Chart and figure data
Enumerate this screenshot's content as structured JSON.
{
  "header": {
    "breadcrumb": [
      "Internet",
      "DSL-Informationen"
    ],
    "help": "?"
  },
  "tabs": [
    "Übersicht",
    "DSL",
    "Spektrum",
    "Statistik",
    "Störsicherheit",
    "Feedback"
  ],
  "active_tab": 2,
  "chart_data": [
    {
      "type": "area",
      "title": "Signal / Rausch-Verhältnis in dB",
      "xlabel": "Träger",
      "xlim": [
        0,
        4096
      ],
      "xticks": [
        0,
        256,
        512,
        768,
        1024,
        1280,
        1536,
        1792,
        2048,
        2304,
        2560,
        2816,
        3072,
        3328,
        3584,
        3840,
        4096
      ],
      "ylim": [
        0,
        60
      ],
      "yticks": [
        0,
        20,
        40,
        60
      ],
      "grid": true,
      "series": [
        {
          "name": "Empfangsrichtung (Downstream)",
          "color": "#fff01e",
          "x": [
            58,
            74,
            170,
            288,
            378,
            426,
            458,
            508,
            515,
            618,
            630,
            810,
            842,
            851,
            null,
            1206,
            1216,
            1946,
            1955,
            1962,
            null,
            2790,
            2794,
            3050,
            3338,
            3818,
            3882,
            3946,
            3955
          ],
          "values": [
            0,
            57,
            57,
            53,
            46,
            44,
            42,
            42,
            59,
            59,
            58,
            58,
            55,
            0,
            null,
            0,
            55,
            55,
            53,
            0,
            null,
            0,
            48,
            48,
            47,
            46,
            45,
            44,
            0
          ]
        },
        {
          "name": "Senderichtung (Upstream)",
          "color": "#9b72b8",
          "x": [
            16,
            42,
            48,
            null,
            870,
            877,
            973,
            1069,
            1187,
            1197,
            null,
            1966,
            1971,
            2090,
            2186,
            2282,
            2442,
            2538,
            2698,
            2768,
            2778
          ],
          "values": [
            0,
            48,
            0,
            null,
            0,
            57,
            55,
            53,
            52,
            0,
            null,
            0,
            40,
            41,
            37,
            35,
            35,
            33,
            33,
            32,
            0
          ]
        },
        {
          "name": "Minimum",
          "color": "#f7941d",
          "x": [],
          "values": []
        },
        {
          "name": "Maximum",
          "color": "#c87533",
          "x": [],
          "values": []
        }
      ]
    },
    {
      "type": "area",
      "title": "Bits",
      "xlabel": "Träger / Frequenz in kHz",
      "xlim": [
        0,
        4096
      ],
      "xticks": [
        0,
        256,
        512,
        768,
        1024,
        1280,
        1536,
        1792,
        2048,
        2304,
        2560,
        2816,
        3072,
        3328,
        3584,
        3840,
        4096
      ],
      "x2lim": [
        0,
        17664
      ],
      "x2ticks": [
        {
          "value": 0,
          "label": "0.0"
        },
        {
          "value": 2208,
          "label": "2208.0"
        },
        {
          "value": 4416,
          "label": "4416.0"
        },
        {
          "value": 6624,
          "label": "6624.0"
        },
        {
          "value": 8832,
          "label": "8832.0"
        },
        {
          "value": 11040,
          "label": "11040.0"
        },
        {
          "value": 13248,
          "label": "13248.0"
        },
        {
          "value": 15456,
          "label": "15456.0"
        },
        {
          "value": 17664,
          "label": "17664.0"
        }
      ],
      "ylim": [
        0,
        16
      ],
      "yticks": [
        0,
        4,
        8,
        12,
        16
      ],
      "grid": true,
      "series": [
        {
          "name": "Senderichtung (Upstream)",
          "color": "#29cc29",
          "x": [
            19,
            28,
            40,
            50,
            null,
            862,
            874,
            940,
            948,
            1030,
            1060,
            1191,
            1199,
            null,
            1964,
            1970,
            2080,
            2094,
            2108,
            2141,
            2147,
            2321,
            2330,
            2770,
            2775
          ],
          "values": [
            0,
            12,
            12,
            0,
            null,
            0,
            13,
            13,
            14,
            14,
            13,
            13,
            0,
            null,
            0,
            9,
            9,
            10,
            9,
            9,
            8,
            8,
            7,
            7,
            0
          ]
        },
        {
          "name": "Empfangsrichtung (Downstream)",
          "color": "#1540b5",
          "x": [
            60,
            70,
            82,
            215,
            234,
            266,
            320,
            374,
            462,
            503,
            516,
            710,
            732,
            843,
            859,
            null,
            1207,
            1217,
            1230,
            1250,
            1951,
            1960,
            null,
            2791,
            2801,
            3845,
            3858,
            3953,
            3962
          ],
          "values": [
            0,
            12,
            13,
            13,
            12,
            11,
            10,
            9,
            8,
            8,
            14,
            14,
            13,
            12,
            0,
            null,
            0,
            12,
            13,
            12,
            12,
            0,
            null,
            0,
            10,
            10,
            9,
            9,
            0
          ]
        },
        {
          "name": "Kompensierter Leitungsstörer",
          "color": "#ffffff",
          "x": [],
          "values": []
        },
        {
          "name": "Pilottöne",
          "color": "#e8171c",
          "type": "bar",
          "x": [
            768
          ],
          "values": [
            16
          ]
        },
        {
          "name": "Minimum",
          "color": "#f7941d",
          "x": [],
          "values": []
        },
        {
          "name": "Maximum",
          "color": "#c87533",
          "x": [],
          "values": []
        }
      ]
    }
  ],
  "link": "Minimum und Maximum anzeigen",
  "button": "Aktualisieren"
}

**Task instructions**:
All of the entries should be written out again exactly.

**In response**:
Enumerate this screenshot's content as structured JSON.
{
  "header": {
    "breadcrumb": [
      "Internet",
      "DSL-Informationen"
    ],
    "help": "?"
  },
  "tabs": [
    "Übersicht",
    "DSL",
    "Spektrum",
    "Statistik",
    "Störsicherheit",
    "Feedback"
  ],
  "active_tab": 2,
  "chart_data": [
    {
      "type": "area",
      "title": "Signal / Rausch-Verhältnis in dB",
      "xlabel": "Träger",
      "xlim": [
        0,
        4096
      ],
      "xticks": [
        0,
        256,
        512,
        768,
        1024,
        1280,
        1536,
        1792,
        2048,
        2304,
        2560,
        2816,
        3072,
        3328,
        3584,
        3840,
        4096
      ],
      "ylim": [
        0,
        60
      ],
      "yticks": [
        0,
        20,
        40,
        60
      ],
      "grid": true,
      "series": [
        {
          "name": "Empfangsrichtung (Downstream)",
          "color": "#fff01e",
          "x": [
            58,
            74,
            170,
            288,
            378,
            426,
            458,
            508,
            515,
            618,
            630,
            810,
            842,
            851,
            null,
            1206,
            1216,
            1946,
            1955,
            1962,
            null,
            2790,
            2794,
            3050,
            3338,
            3818,
            3882,
            3946,
            3955
          ],
          "values": [
            0,
            57,
            57,
            53,
            46,
            44,
            42,
            42,
            59,
            59,
            58,
            58,
            55,
            0,
            null,
            0,
            55,
            55,
            53,
            0,
            null,
            0,
            48,
            48,
            47,
            46,
            45,
            44,
            0
          ]
        },
        {
          "name": "Senderichtung (Upstream)",
          "color": "#9b72b8",
          "x": [
            16,
            42,
            48,
            null,
            870,
            877,
            973,
            1069,
            1187,
            1197,
            null,
            1966,
            1971,
            2090,
            2186,
            2282,
            2442,
            2538,
            2698,
            2768,
            2778
          ],
          "values": [
            0,
            48,
            0,
            null,
            0,
            57,
            55,
            53,
            52,
            0,
            null,
            0,
            40,
            41,
            37,
            35,
            35,
            33,
            33,
            32,
            0
          ]
        },
        {
          "name": "Minimum",
          "color": "#f7941d",
          "x": [],
          "values": []
        },
        {
          "name": "Maximum",
          "color": "#c87533",
          "x": [],
          "values": []
        }
      ]
    },
    {
      "type": "area",
      "title": "Bits",
      "xlabel": "Träger / Frequenz in kHz",
      "xlim": [
        0,
        4096
      ],
      "xticks": [
        0,
        256,
        512,
        768,
        1024,
        1280,
        1536,
        1792,
        2048,
        2304,
        2560,
        2816,
        3072,
        3328,
        3584,
        3840,
        4096
      ],
      "x2lim": [
        0,
        17664
      ],
      "x2ticks": [
        {
          "value": 0,
          "label": "0.0"
        },
        {
          "value": 2208,
          "label": "2208.0"
        },
        {
          "value": 4416,
          "label": "4416.0"
        },
        {
          "value": 6624,
          "label": "6624.0"
        },
        {
          "value": 8832,
          "label": "8832.0"
        },
        {
          "value": 11040,
          "label": "11040.0"
        },
        {
          "value": 13248,
          "label": "13248.0"
        },
        {
          "value": 15456,
          "label": "15456.0"
        },
        {
          "value": 17664,
          "label": "17664.0"
        }
      ],
      "ylim": [
        0,
        16
      ],
      "yticks": [
        0,
        4,
        8,
        12,
        16
      ],
      "grid": true,
      "series": [
        {
          "name": "Senderichtung (Upstream)",
          "color": "#29cc29",
          "x": [
            19,
            28,
            40,
            50,
            null,
            862,
            874,
            940,
            948,
            1030,
            1060,
            1191,
            1199,
            null,
            1964,
            1970,
            2080,
            2094,
            2108,
            2141,
            2147,
            2321,
            2330,
            2770,
            2775
          ],
          "values": [
            0,
            12,
            12,
            0,
            null,
            0,
            13,
            13,
            14,
            14,
            13,
            13,
            0,
            null,
            0,
            9,
            9,
            10,
            9,
            9,
            8,
            8,
            7,
            7,
            0
          ]
        },
        {
          "name": "Empfangsrichtung (Downstream)",
          "color": "#1540b5",
          "x": [
            60,
            70,
            82,
            215,
            234,
            266,
            320,
            374,
            462,
            503,
            516,
            710,
            732,
            843,
            859,
            null,
            1207,
            1217,
            1230,
            1250,
            1951,
            1960,
            null,
            2791,
            2801,
            3845,
            3858,
            3953,
            3962
          ],
          "values": [
            0,
            12,
            13,
            13,
            12,
            11,
            10,
            9,
            8,
            8,
            14,
            14,
            13,
            12,
            0,
            null,
            0,
            12,
            13,
            12,
            12,
            0,
            null,
            0,
            10,
            10,
            9,
            9,
            0
          ]
        },
        {
          "name": "Kompensierter Leitungsstörer",
          "color": "#ffffff",
          "x": [],
          "values": []
        },
        {
          "name": "Pilottöne",
          "color": "#e8171c",
          "type": "bar",
          "x": [
            768
          ],
          "values": [
            16
          ]
        },
        {
          "name": "Minimum",
          "color": "#f7941d",
          "x": [],
          "values": []
        },
        {
          "name": "Maximum",
          "color": "#c87533",
          "x": [],
          "values": []
        }
      ]
    }
  ],
  "link": "Minimum und Maximum anzeigen",
  "button": "Aktualisieren"
}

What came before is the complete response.